━━━━━ GIVEN RECORDS ━━━━━

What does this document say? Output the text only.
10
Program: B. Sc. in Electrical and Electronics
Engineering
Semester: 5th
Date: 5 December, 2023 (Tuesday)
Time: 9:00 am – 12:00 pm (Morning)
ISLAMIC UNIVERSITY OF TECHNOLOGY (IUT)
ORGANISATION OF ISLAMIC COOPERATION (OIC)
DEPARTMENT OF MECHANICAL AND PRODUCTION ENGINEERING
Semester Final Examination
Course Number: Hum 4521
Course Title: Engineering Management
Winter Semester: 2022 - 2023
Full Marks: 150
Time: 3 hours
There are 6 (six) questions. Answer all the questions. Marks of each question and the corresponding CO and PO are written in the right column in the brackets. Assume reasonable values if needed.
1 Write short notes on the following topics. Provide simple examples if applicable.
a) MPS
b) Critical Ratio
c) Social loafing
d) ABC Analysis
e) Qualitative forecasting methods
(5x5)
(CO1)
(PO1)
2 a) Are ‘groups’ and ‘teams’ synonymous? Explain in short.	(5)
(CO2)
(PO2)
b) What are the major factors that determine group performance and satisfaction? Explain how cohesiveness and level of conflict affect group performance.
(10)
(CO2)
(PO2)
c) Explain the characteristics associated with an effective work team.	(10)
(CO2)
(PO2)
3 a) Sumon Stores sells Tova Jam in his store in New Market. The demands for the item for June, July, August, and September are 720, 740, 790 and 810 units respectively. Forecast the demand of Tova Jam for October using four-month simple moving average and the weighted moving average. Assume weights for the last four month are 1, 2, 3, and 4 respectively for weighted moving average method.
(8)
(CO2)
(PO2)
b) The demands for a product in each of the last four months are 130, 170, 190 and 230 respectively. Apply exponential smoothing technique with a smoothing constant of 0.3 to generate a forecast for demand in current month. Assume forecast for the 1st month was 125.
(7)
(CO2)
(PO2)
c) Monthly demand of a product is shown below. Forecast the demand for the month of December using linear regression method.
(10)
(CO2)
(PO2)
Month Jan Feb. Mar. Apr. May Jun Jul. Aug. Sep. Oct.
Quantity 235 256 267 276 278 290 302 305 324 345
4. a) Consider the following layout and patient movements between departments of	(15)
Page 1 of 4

━━━━━

## REQUEST
Can you reproduce all the material exactly?

## OUTPUT OF THE TASK
What does this document say? Output the text only.
10
Program: B. Sc. in Electrical and Electronics
Engineering
Semester: 5th
Date: 5 December, 2023 (Tuesday)
Time: 9:00 am – 12:00 pm (Morning)
ISLAMIC UNIVERSITY OF TECHNOLOGY (IUT)
ORGANISATION OF ISLAMIC COOPERATION (OIC)
DEPARTMENT OF MECHANICAL AND PRODUCTION ENGINEERING
Semester Final Examination
Course Number: Hum 4521
Course Title: Engineering Management
Winter Semester: 2022 - 2023
Full Marks: 150
Time: 3 hours
There are 6 (six) questions. Answer all the questions. Marks of each question and the corresponding CO and PO are written in the right column in the brackets. Assume reasonable values if needed.
1 Write short notes on the following topics. Provide simple examples if applicable.
a) MPS
b) Critical Ratio
c) Social loafing
d) ABC Analysis
e) Qualitative forecasting methods
(5x5)
(CO1)
(PO1)
2 a) Are ‘groups’ and ‘teams’ synonymous? Explain in short.	(5)
(CO2)
(PO2)
b) What are the major factors that determine group performance and satisfaction? Explain how cohesiveness and level of conflict affect group performance.
(10)
(CO2)
(PO2)
c) Explain the characteristics associated with an effective work team.	(10)
(CO2)
(PO2)
3 a) Sumon Stores sells Tova Jam in his store in New Market. The demands for the item for June, July, August, and September are 720, 740, 790 and 810 units respectively. Forecast the demand of Tova Jam for October using four-month simple moving average and the weighted moving average. Assume weights for the last four month are 1, 2, 3, and 4 respectively for weighted moving average method.
(8)
(CO2)
(PO2)
b) The demands for a product in each of the last four months are 130, 170, 190 and 230 respectively. Apply exponential smoothing technique with a smoothing constant of 0.3 to generate a forecast for demand in current month. Assume forecast for the 1st month was 125.
(7)
(CO2)
(PO2)
c) Monthly demand of a product is shown below. Forecast the demand for the month of December using linear regression method.
(10)
(CO2)
(PO2)
Month Jan Feb. Mar. Apr. May Jun Jul. Aug. Sep. Oct.
Quantity 235 256 267 276 278 290 302 305 324 345
4. a) Consider the following layout and patient movements between departments of	(15)
Page 1 of 4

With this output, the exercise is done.